------ INPUT ROWS ------

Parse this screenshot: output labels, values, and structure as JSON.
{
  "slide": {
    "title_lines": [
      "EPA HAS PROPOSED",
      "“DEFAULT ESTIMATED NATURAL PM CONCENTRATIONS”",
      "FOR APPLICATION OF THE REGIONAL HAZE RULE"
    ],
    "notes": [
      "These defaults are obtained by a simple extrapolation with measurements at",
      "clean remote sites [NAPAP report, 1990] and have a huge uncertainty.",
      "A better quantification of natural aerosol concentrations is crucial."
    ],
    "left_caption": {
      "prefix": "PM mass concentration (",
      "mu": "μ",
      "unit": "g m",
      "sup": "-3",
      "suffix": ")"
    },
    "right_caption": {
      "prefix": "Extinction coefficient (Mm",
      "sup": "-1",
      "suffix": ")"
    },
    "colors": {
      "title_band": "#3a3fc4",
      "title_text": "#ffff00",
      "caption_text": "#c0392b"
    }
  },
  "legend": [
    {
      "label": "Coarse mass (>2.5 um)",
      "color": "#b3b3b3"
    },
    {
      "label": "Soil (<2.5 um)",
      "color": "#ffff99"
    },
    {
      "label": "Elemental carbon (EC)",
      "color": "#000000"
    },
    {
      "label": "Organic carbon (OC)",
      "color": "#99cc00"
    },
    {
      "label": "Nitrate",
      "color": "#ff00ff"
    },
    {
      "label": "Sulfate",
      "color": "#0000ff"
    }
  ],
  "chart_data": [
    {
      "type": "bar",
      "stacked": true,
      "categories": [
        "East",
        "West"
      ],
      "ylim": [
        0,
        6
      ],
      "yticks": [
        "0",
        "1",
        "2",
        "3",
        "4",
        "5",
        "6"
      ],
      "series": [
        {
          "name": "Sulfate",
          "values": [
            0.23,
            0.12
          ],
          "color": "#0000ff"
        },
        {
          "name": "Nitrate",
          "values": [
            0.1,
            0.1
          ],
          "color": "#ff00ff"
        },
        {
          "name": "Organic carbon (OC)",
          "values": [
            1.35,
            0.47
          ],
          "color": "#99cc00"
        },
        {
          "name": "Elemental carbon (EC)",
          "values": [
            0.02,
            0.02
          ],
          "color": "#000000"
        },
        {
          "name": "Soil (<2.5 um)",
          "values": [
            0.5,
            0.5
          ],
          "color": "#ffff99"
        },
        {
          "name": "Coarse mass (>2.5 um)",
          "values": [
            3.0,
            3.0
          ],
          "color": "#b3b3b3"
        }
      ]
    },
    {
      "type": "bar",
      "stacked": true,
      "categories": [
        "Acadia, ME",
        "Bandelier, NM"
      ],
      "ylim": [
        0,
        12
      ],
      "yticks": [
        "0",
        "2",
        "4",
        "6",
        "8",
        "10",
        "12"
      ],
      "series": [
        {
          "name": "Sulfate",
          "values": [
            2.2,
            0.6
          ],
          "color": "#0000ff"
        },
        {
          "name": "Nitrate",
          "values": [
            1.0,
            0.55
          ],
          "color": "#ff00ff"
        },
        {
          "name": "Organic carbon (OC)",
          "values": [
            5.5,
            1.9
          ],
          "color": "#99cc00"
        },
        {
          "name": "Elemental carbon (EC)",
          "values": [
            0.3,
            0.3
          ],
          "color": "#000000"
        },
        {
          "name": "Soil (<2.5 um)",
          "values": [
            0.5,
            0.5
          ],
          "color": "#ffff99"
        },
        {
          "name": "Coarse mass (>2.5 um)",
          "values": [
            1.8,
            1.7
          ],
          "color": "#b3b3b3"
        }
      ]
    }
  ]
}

------

WORK TO COMPLETE: Using the data above, reproduce every line exactly.

SOLVED PROBLEM:
Parse this screenshot: output labels, values, and structure as JSON.
{
  "slide": {
    "title_lines": [
      "EPA HAS PROPOSED",
      "“DEFAULT ESTIMATED NATURAL PM CONCENTRATIONS”",
      "FOR APPLICATION OF THE REGIONAL HAZE RULE"
    ],
    "notes": [
      "These defaults are obtained by a simple extrapolation with measurements at",
      "clean remote sites [NAPAP report, 1990] and have a huge uncertainty.",
      "A better quantification of natural aerosol concentrations is crucial."
    ],
    "left_caption": {
      "prefix": "PM mass concentration (",
      "mu": "μ",
      "unit": "g m",
      "sup": "-3",
      "suffix": ")"
    },
    "right_caption": {
      "prefix": "Extinction coefficient (Mm",
      "sup": "-1",
      "suffix": ")"
    },
    "colors": {
      "title_band": "#3a3fc4",
      "title_text": "#ffff00",
      "caption_text": "#c0392b"
    }
  },
  "legend": [
    {
      "label": "Coarse mass (>2.5 um)",
      "color": "#b3b3b3"
    },
    {
      "label": "Soil (<2.5 um)",
      "color": "#ffff99"
    },
    {
      "label": "Elemental carbon (EC)",
      "color": "#000000"
    },
    {
      "label": "Organic carbon (OC)",
      "color": "#99cc00"
    },
    {
      "label": "Nitrate",
      "color": "#ff00ff"
    },
    {
      "label": "Sulfate",
      "color": "#0000ff"
    }
  ],
  "chart_data": [
    {
      "type": "bar",
      "stacked": true,
      "categories": [
        "East",
        "West"
      ],
      "ylim": [
        0,
        6
      ],
      "yticks": [
        "0",
        "1",
        "2",
        "3",
        "4",
        "5",
        "6"
      ],
      "series": [
        {
          "name": "Sulfate",
          "values": [
            0.23,
            0.12
          ],
          "color": "#0000ff"
        },
        {
          "name": "Nitrate",
          "values": [
            0.1,
            0.1
          ],
          "color": "#ff00ff"
        },
        {
          "name": "Organic carbon (OC)",
          "values": [
            1.35,
            0.47
          ],
          "color": "#99cc00"
        },
        {
          "name": "Elemental carbon (EC)",
          "values": [
            0.02,
            0.02
          ],
          "color": "#000000"
        },
        {
          "name": "Soil (<2.5 um)",
          "values": [
            0.5,
            0.5
          ],
          "color": "#ffff99"
        },
        {
          "name": "Coarse mass (>2.5 um)",
          "values": [
            3.0,
            3.0
          ],
          "color": "#b3b3b3"
        }
      ]
    },
    {
      "type": "bar",
      "stacked": true,
      "categories": [
        "Acadia, ME",
        "Bandelier, NM"
      ],
      "ylim": [
        0,
        12
      ],
      "yticks": [
        "0",
        "2",
        "4",
        "6",
        "8",
        "10",
        "12"
      ],
      "series": [
        {
          "name": "Sulfate",
          "values": [
            2.2,
            0.6
          ],
          "color": "#0000ff"
        },
        {
          "name": "Nitrate",
          "values": [
            1.0,
            0.55
          ],
          "color": "#ff00ff"
        },
        {
          "name": "Organic carbon (OC)",
          "values": [
            5.5,
            1.9
          ],
          "color": "#99cc00"
        },
        {
          "name": "Elemental carbon (EC)",
          "values": [
            0.3,
            0.3
          ],
          "color": "#000000"
        },
        {
          "name": "Soil (<2.5 um)",
          "values": [
            0.5,
            0.5
          ],
          "color": "#ffff99"
        },
        {
          "name": "Coarse mass (>2.5 um)",
          "values": [
            1.8,
            1.7
          ],
          "color": "#b3b3b3"
        }
      ]
    }
  ]
}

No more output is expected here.